■ Task objective
What follows are records. Restate all of them word for word.

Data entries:
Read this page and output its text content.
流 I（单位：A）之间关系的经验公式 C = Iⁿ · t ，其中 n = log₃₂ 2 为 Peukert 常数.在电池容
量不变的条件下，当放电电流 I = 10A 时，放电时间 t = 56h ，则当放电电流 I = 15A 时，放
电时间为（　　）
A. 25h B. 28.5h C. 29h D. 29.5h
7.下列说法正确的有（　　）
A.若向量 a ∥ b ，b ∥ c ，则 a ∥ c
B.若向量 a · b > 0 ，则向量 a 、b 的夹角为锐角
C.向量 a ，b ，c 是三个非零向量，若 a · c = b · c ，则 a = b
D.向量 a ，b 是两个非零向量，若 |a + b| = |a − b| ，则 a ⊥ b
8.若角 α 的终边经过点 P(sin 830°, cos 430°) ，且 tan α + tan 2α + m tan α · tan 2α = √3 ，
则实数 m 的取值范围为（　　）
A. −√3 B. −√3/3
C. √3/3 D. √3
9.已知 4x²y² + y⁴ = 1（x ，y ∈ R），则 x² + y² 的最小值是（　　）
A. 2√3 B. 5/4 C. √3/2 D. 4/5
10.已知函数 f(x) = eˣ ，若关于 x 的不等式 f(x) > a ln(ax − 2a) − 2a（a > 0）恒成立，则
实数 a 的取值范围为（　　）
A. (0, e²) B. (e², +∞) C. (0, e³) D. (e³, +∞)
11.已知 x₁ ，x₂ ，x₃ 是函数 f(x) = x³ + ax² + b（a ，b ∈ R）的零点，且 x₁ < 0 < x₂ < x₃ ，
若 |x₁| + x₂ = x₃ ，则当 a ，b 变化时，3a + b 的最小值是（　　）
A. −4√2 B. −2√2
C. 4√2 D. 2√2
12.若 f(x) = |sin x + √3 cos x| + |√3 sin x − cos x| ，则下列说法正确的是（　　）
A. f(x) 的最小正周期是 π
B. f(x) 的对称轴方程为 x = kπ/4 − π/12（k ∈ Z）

■ The response
Read this page and output its text content.
流 I（单位：A）之间关系的经验公式 C = Iⁿ · t ，其中 n = log₃₂ 2 为 Peukert 常数.在电池容
量不变的条件下，当放电电流 I = 10A 时，放电时间 t = 56h ，则当放电电流 I = 15A 时，放
电时间为（　　）
A. 25h B. 28.5h C. 29h D. 29.5h
7.下列说法正确的有（　　）
A.若向量 a ∥ b ，b ∥ c ，则 a ∥ c
B.若向量 a · b > 0 ，则向量 a 、b 的夹角为锐角
C.向量 a ，b ，c 是三个非零向量，若 a · c = b · c ，则 a = b
D.向量 a ，b 是两个非零向量，若 |a + b| = |a − b| ，则 a ⊥ b
8.若角 α 的终边经过点 P(sin 830°, cos 430°) ，且 tan α + tan 2α + m tan α · tan 2α = √3 ，
则实数 m 的取值范围为（　　）
A. −√3 B. −√3/3
C. √3/3 D. √3
9.已知 4x²y² + y⁴ = 1（x ，y ∈ R），则 x² + y² 的最小值是（　　）
A. 2√3 B. 5/4 C. √3/2 D. 4/5
10.已知函数 f(x) = eˣ ，若关于 x 的不等式 f(x) > a ln(ax − 2a) − 2a（a > 0）恒成立，则
实数 a 的取值范围为（　　）
A. (0, e²) B. (e², +∞) C. (0, e³) D. (e³, +∞)
11.已知 x₁ ，x₂ ，x₃ 是函数 f(x) = x³ + ax² + b（a ，b ∈ R）的零点，且 x₁ < 0 < x₂ < x₃ ，
若 |x₁| + x₂ = x₃ ，则当 a ，b 变化时，3a + b 的最小值是（　　）
A. −4√2 B. −2√2
C. 4√2 D. 2√2
12.若 f(x) = |sin x + √3 cos x| + |√3 sin x − cos x| ，则下列说法正确的是（　　）
A. f(x) 的最小正周期是 π
B. f(x) 的对称轴方程为 x = kπ/4 − π/12（k ∈ Z）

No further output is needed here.